- Goal of the exercise
For the entries below, how many lines include the word "قبيلة"? Give the figure and nothing more.

>>

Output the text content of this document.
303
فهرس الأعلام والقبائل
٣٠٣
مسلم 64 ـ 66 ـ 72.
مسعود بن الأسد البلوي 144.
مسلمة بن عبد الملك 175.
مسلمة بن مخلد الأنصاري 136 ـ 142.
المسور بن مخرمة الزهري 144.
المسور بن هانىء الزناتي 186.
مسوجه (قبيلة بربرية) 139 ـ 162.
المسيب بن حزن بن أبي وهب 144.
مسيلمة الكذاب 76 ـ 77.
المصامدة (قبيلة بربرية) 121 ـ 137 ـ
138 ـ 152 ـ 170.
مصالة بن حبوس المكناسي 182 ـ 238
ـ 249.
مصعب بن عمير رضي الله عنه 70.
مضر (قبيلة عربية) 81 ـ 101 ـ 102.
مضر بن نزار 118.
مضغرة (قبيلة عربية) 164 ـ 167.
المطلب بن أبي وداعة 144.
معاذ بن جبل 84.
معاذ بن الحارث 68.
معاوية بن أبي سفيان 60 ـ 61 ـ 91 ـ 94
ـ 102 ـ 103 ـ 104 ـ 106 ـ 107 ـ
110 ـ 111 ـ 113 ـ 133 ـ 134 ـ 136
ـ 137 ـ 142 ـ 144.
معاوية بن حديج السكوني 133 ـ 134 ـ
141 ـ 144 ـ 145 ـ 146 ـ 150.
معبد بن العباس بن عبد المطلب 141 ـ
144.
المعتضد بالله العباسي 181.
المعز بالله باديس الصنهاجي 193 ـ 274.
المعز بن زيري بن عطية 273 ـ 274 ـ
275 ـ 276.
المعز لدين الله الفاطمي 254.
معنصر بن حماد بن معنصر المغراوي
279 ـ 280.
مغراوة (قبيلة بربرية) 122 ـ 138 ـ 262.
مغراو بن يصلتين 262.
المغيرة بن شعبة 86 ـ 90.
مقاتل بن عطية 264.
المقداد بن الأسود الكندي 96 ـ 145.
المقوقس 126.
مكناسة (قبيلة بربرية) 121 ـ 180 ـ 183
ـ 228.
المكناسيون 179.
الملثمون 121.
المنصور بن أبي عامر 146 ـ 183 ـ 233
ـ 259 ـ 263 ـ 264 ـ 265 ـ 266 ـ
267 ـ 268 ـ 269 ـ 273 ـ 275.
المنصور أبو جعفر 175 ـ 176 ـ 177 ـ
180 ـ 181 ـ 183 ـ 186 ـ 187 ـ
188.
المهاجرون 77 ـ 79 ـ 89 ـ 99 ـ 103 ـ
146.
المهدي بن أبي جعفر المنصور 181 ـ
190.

<<
>>

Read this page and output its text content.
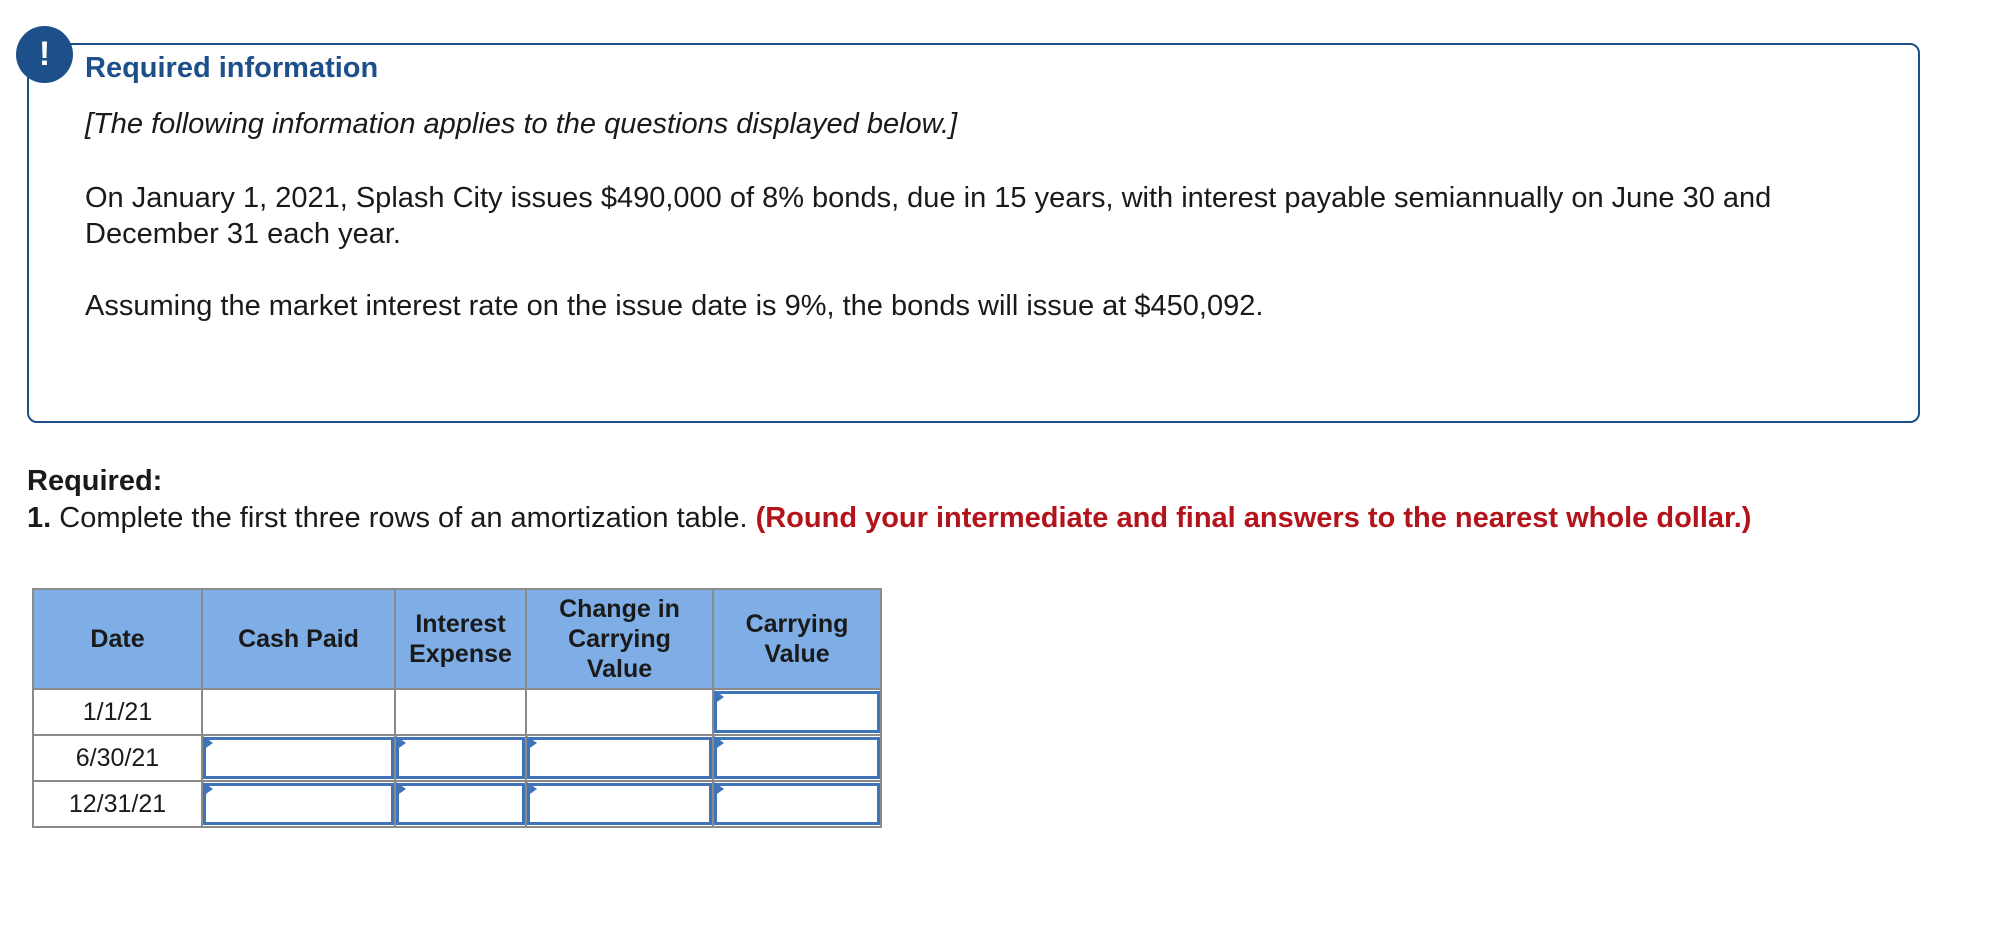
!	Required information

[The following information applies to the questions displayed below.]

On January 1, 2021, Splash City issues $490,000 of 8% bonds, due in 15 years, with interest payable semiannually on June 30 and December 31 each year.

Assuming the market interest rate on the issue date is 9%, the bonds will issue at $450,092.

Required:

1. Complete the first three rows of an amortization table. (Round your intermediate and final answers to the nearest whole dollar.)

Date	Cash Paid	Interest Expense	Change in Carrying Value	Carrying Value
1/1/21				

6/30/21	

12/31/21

<<
>>

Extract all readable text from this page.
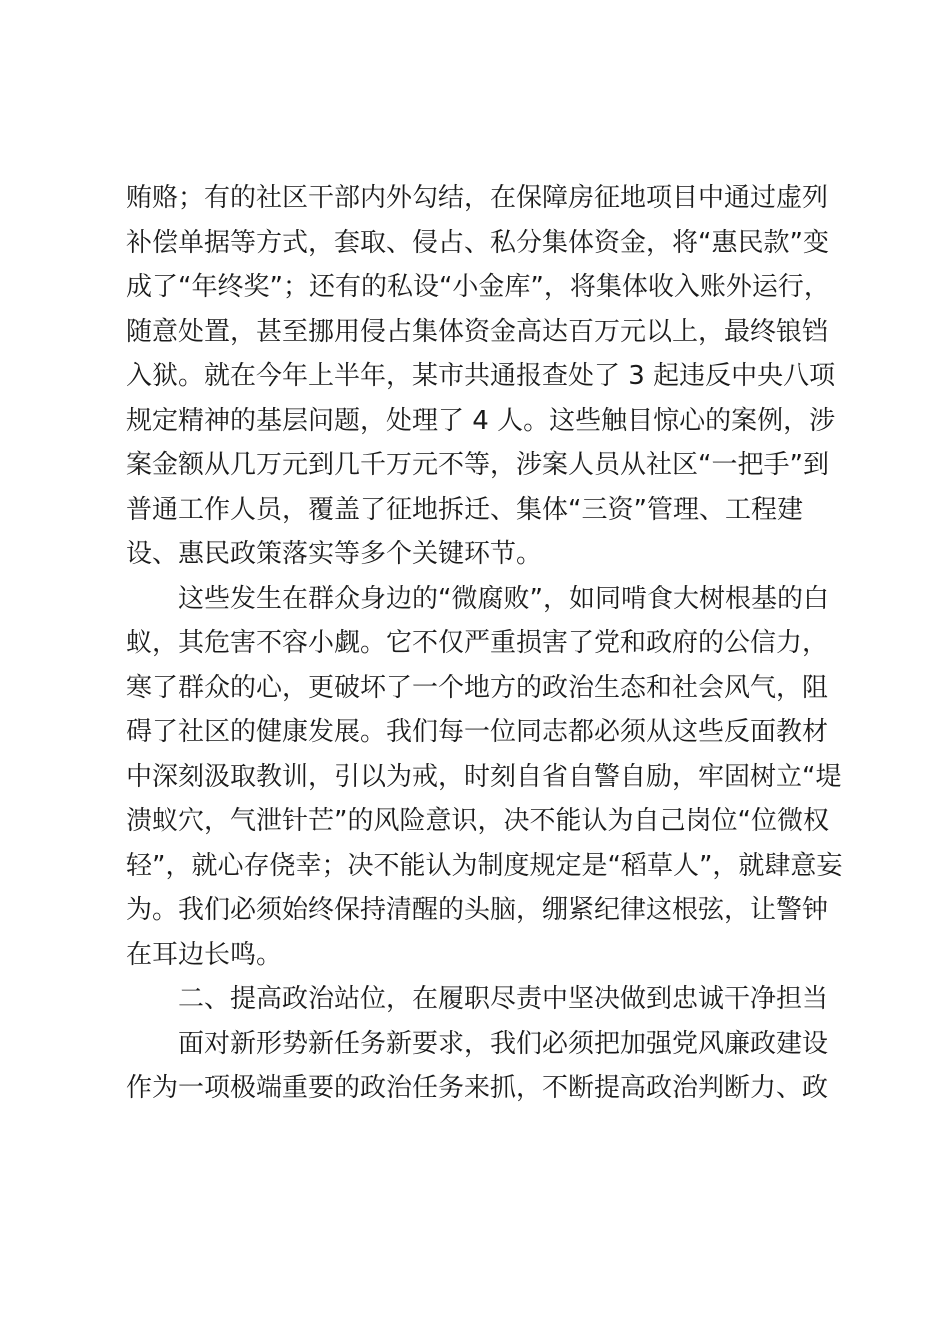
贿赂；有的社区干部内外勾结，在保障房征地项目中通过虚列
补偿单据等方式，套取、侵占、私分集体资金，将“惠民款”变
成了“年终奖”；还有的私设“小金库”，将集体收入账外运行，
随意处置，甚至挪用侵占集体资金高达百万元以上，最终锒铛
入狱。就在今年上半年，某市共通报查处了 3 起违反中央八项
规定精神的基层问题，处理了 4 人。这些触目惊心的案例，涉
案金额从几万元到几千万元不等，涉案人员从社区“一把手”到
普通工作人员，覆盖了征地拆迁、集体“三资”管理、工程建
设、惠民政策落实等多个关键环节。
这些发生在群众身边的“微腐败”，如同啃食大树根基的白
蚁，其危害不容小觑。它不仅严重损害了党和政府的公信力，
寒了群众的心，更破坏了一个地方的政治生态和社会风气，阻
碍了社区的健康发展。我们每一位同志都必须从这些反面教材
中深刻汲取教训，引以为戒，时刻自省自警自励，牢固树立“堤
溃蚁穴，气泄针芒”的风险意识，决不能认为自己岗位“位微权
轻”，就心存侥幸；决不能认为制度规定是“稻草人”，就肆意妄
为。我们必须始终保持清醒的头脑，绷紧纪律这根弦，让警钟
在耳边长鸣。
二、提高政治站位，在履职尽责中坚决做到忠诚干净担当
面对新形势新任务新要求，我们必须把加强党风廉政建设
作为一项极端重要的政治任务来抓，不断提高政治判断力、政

<<

- Answer in full
6